The task: Keep only those lines of the records that include the string "Ratio".

BEGIN The input

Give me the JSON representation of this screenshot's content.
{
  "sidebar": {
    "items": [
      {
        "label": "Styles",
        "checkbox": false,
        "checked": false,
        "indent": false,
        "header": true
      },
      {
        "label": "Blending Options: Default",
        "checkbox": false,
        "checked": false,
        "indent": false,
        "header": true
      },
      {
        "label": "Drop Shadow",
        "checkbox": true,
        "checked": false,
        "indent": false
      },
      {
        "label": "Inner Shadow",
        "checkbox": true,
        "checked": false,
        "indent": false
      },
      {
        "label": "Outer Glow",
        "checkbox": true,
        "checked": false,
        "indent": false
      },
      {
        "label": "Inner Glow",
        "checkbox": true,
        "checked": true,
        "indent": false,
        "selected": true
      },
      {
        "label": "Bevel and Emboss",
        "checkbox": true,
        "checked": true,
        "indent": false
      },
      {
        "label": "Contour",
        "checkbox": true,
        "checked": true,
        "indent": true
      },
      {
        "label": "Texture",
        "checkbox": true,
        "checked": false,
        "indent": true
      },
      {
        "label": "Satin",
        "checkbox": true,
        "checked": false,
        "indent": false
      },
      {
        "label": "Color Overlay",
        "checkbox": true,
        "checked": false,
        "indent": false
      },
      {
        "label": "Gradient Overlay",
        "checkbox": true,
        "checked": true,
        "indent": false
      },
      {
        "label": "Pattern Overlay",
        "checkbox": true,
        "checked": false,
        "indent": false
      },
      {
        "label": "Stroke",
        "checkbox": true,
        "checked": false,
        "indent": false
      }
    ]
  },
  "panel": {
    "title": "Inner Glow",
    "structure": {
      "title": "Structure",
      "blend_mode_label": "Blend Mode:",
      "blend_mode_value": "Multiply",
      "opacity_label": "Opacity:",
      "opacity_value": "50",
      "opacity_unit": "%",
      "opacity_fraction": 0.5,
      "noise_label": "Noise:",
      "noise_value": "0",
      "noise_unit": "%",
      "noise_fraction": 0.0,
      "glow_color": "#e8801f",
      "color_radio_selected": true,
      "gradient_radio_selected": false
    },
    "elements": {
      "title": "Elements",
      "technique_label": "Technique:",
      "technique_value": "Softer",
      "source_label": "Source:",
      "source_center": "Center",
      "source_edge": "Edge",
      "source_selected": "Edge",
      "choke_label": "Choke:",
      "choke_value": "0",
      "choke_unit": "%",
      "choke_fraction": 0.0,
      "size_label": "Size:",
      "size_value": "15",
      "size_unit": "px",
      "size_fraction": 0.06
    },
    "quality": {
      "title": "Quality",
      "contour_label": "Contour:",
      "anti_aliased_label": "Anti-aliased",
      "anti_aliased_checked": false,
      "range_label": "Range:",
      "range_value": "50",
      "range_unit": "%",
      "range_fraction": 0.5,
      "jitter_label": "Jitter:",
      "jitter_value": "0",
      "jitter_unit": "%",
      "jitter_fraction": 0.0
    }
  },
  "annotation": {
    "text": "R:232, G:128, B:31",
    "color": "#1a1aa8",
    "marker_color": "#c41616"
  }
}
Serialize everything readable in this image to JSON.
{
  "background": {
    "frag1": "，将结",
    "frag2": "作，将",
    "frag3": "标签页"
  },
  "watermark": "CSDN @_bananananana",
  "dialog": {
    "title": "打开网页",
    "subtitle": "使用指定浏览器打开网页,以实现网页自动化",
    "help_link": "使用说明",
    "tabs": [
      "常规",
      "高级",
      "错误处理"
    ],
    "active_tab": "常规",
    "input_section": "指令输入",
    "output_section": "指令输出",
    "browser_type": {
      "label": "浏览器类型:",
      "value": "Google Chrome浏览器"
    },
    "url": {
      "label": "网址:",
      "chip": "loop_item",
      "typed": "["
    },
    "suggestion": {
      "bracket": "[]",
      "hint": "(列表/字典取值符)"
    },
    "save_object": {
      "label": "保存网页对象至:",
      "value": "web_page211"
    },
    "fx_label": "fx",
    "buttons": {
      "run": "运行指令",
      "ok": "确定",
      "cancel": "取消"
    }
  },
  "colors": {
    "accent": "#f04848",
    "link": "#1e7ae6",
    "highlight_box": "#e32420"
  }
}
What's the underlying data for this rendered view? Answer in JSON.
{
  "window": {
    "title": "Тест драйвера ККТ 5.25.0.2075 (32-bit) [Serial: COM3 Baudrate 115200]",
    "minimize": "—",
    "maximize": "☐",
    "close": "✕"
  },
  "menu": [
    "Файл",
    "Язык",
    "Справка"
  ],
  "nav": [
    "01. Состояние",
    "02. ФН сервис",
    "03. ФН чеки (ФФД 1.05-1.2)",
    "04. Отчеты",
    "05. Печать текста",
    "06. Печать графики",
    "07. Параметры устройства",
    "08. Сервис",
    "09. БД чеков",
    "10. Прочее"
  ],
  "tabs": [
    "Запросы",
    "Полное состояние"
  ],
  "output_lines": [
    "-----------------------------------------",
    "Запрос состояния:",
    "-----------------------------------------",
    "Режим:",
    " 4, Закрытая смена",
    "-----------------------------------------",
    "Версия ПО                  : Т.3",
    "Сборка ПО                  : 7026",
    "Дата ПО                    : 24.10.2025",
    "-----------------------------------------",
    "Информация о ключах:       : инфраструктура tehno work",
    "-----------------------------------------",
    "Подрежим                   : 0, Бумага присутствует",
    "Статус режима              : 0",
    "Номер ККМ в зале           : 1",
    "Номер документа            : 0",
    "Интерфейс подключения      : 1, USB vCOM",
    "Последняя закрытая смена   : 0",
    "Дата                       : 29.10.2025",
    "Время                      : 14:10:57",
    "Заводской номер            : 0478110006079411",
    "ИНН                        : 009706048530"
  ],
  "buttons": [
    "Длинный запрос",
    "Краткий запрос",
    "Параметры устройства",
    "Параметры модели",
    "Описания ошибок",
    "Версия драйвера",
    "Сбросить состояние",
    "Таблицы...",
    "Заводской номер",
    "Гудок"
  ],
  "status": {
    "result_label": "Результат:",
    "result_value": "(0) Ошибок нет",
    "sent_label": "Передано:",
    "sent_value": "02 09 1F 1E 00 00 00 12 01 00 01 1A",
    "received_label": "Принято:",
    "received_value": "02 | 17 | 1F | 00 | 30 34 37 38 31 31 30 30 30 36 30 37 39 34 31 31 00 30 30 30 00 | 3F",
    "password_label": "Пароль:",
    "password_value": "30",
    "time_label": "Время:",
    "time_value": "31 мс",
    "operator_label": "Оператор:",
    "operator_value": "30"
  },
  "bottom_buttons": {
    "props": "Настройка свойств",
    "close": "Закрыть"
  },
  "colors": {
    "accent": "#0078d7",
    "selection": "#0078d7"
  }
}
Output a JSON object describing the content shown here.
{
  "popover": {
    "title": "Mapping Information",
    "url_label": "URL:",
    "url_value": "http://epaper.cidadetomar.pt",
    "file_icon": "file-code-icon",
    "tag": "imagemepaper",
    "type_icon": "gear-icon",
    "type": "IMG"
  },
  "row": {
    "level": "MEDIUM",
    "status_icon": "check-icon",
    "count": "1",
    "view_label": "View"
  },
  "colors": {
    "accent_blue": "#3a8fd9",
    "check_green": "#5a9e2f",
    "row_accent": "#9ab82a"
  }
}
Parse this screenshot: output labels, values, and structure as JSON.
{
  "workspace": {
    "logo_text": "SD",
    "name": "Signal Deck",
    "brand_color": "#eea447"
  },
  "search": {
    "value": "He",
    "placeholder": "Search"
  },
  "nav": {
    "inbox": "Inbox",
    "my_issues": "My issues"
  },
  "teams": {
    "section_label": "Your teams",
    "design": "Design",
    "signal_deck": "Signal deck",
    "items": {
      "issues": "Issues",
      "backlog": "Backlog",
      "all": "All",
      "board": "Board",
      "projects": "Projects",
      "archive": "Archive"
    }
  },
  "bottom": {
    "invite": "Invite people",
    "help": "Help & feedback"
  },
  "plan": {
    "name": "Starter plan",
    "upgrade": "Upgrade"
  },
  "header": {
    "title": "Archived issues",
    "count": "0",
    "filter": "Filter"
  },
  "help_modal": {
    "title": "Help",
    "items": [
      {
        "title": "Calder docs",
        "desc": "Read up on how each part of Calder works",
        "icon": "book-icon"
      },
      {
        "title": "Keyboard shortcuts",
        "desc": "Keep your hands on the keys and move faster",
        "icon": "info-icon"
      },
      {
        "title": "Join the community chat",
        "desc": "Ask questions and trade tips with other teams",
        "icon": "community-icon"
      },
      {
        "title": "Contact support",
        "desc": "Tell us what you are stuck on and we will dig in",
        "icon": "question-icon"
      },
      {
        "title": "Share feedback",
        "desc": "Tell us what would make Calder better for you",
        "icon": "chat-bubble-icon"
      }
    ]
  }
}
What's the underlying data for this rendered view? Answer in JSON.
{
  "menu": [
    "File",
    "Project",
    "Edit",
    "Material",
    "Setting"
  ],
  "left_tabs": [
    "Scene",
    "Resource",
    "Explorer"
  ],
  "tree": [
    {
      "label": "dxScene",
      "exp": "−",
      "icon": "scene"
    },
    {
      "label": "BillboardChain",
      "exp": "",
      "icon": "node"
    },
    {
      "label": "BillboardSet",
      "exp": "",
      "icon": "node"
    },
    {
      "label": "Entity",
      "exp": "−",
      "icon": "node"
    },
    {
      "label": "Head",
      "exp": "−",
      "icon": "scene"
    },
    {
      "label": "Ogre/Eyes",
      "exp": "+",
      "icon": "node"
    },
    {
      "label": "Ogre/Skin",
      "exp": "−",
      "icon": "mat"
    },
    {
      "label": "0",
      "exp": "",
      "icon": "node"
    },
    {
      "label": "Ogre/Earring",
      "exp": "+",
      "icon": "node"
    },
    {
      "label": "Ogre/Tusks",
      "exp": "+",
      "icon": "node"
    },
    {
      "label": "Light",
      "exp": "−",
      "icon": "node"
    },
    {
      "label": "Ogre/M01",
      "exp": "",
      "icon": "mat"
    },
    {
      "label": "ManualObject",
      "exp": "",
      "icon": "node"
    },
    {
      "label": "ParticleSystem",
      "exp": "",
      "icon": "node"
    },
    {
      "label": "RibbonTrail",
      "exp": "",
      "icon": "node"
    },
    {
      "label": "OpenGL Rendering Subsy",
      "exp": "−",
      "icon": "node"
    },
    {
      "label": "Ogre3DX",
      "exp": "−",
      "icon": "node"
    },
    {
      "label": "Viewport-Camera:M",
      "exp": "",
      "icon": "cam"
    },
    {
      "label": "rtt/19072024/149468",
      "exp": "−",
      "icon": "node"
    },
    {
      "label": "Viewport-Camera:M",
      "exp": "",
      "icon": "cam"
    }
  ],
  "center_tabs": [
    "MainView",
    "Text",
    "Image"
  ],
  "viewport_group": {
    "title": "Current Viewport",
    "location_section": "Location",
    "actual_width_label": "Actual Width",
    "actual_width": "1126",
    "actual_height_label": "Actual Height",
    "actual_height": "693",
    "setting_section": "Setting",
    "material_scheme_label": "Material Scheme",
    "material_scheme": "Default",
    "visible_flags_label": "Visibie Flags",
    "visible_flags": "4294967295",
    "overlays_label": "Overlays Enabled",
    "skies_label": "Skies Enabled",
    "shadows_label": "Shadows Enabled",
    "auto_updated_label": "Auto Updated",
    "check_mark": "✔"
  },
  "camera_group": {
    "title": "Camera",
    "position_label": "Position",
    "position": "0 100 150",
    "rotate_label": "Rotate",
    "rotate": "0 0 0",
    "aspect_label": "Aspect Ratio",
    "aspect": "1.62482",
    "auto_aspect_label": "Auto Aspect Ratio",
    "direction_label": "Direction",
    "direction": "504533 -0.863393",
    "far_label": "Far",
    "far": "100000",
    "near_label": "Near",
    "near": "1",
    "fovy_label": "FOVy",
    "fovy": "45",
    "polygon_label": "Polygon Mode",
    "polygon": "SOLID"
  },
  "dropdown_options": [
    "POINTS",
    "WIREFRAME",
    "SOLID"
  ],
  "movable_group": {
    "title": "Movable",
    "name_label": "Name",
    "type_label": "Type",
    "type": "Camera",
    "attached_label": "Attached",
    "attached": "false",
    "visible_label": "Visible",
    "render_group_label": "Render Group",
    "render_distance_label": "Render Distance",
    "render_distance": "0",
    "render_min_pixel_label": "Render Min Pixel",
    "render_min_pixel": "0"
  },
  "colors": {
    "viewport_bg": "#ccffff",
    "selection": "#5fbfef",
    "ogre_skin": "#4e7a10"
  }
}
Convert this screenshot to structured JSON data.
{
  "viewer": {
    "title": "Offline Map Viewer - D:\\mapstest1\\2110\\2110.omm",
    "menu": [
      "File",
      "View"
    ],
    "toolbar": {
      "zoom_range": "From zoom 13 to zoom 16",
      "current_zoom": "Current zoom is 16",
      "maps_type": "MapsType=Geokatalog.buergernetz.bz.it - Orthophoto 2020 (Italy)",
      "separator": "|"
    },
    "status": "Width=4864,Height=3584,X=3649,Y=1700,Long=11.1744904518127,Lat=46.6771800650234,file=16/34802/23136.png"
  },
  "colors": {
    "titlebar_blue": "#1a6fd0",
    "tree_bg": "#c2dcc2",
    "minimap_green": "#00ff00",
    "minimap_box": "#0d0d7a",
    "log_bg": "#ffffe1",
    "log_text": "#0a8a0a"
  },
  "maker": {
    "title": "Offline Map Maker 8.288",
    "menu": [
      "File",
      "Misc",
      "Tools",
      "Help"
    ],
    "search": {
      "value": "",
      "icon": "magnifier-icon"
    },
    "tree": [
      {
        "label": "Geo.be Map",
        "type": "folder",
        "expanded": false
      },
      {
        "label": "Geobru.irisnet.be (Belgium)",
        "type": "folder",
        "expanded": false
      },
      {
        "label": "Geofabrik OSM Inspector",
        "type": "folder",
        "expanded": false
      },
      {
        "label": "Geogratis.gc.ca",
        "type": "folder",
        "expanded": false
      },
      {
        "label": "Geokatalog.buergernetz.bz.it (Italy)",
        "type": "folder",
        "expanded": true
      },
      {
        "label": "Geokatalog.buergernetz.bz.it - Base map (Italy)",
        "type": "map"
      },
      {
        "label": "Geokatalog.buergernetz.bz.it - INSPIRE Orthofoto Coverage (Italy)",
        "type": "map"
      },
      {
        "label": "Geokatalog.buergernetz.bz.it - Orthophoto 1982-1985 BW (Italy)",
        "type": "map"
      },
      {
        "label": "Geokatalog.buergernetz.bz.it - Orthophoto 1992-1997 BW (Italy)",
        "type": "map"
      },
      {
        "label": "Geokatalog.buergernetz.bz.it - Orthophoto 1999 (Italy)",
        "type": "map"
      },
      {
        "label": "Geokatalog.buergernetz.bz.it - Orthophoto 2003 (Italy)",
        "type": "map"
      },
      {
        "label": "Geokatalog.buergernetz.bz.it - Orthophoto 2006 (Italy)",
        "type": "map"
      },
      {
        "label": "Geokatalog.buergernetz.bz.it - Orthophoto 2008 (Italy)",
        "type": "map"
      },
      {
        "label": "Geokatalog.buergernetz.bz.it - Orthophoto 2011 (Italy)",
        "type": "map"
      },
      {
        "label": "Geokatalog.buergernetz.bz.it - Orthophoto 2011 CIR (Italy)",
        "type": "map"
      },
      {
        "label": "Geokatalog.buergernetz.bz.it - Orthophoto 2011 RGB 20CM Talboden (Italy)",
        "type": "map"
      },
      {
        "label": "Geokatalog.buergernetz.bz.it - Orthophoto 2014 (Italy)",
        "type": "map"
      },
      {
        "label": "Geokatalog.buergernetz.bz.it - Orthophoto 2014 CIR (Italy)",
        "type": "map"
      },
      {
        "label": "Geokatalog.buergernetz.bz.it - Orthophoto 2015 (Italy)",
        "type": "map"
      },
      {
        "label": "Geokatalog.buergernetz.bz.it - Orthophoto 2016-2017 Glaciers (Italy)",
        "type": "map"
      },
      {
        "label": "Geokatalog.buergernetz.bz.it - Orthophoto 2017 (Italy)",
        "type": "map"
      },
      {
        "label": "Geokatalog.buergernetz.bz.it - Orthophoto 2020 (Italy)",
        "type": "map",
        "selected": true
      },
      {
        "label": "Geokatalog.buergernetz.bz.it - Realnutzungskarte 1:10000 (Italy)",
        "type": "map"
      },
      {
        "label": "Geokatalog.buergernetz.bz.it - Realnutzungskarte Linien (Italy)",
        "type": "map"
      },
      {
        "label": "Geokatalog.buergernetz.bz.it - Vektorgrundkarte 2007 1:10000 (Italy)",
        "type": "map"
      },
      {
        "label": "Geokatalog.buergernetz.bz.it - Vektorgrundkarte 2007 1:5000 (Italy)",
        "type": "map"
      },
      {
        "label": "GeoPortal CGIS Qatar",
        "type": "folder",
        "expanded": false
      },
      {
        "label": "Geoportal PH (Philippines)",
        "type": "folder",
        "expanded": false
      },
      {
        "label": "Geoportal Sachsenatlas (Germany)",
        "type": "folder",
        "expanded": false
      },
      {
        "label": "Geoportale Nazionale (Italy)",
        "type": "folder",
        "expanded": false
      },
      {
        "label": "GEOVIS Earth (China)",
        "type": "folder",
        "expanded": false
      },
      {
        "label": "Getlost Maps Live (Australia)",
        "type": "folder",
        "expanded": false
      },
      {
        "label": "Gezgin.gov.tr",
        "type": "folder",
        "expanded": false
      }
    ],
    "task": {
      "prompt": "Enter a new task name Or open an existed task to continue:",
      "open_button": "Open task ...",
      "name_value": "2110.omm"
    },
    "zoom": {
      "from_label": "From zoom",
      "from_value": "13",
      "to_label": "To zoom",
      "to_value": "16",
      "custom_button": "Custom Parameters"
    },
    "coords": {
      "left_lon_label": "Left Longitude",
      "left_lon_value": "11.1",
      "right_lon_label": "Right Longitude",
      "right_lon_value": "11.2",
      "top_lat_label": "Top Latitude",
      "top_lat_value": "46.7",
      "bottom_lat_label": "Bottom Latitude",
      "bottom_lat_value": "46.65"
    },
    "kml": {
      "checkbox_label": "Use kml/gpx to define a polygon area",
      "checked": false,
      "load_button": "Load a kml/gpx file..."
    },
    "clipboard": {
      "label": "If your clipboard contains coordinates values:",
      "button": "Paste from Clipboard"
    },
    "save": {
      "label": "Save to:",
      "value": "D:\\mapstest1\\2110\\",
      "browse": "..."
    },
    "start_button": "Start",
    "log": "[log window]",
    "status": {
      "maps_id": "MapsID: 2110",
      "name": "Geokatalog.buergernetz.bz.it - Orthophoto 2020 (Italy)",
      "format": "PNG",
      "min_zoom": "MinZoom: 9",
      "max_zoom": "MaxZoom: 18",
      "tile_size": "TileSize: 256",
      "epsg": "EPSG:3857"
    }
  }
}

END The input

Expected answer:
    "aspect_label": "Aspect Ratio",
    "auto_aspect_label": "Auto Aspect Ratio",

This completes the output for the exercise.